──────── Supplied records

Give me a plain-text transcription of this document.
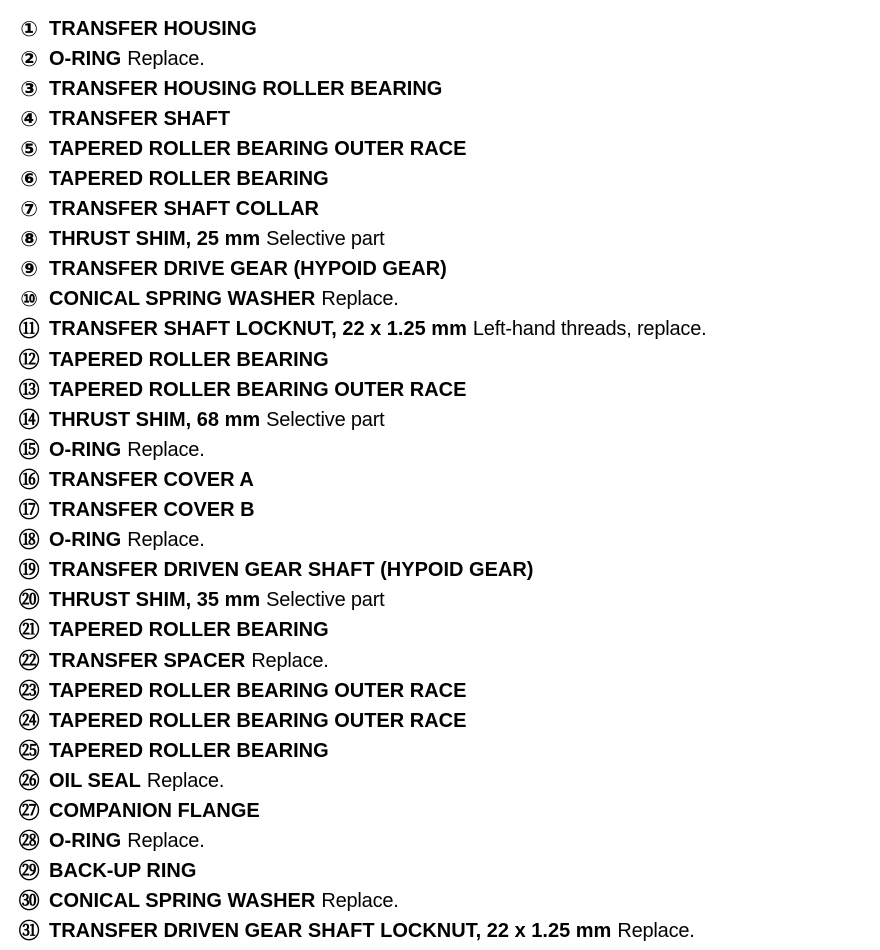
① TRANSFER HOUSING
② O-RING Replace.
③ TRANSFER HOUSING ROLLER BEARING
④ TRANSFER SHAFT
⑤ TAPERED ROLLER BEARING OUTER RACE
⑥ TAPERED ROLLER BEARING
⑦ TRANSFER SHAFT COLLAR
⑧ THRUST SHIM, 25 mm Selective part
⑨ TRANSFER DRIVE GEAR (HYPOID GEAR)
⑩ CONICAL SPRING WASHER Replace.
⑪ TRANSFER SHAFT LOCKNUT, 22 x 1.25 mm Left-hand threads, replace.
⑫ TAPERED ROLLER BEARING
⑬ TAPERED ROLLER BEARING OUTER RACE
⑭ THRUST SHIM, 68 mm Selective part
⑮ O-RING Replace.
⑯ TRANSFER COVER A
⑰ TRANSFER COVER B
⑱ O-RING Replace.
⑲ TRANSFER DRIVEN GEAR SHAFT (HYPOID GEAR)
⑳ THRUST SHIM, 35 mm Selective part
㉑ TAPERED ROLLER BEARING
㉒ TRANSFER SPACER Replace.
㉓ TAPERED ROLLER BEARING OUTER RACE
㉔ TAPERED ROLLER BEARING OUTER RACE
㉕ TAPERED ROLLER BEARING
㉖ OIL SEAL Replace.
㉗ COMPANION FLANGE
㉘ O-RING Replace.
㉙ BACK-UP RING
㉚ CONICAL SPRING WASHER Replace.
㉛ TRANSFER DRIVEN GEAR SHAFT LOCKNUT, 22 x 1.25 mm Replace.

────────────────
──────── Supplied records

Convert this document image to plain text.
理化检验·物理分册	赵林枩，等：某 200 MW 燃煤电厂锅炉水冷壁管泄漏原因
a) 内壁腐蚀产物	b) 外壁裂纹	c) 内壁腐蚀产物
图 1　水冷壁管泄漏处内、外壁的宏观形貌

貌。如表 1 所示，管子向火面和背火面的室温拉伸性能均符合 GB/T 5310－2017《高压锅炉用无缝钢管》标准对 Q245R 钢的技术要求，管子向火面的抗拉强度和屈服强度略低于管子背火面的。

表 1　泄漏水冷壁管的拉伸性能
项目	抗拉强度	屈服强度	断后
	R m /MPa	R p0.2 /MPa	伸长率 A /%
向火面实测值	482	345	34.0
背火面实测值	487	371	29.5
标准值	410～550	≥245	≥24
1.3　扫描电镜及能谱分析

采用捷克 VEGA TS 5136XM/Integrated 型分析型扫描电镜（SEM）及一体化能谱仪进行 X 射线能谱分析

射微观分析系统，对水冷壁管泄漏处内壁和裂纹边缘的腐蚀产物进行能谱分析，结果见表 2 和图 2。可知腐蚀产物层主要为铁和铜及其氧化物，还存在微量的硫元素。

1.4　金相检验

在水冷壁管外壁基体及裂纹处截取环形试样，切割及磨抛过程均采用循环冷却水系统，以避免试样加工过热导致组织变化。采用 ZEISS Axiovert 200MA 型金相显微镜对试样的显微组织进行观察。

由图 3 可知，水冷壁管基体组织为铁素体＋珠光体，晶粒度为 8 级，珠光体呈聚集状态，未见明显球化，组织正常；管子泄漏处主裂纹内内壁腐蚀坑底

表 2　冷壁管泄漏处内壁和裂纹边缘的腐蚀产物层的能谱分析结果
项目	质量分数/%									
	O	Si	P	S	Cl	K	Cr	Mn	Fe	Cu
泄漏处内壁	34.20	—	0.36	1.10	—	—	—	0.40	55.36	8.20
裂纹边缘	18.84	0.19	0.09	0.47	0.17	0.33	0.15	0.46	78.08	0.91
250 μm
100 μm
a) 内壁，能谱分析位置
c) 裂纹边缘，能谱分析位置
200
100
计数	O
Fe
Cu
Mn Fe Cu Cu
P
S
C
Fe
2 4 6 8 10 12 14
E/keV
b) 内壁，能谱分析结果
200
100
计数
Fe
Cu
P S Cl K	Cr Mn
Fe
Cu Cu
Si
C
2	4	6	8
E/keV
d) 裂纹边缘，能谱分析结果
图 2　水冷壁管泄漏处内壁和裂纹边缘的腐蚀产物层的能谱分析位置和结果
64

────────────────
──────── Supplied records

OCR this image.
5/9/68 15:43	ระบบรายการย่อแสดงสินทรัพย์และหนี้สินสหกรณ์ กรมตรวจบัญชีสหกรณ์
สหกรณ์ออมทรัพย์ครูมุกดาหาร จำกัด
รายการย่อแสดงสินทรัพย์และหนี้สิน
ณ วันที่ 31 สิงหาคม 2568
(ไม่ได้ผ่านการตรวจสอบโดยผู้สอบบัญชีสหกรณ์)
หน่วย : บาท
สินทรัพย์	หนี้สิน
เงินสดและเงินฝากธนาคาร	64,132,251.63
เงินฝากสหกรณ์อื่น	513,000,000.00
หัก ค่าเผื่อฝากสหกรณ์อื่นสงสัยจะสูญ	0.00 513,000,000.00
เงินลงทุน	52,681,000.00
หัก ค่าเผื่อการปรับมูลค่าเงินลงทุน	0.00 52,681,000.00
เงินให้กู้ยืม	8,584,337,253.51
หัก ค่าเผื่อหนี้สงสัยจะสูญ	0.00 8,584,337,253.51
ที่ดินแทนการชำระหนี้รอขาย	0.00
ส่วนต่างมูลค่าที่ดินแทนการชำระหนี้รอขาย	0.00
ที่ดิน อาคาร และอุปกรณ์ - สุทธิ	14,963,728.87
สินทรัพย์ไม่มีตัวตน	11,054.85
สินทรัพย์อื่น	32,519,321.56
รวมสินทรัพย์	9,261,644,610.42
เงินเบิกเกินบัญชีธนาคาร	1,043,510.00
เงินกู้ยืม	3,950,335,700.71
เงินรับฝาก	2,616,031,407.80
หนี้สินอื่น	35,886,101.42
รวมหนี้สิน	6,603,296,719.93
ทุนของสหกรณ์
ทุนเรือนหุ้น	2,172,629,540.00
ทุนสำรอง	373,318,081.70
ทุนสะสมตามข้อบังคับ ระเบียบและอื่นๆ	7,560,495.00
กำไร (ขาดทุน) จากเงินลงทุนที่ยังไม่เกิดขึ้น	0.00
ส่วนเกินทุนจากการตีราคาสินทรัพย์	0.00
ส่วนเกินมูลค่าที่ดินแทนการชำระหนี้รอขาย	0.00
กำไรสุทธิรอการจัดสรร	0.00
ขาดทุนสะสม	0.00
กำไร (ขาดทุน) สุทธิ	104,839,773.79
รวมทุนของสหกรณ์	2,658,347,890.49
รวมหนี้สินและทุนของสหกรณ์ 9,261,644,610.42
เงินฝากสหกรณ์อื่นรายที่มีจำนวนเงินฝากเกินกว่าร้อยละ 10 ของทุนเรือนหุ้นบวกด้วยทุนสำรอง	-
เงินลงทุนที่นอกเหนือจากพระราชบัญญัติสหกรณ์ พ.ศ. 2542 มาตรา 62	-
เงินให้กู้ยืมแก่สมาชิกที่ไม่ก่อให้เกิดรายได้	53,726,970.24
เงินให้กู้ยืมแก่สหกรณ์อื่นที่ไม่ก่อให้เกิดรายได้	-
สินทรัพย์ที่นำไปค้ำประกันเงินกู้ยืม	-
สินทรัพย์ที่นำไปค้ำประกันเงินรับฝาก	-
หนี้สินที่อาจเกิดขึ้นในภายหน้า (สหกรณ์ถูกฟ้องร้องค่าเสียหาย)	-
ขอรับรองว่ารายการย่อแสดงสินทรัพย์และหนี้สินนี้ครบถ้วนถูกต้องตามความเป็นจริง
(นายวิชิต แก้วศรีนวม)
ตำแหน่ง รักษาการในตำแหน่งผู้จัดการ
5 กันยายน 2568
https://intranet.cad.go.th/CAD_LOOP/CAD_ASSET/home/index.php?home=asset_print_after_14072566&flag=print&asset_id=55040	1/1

────────────────

:: Required work ::
Report how many lines in the listing include the word "part". Give nothing but the count.

:: Written response ::
3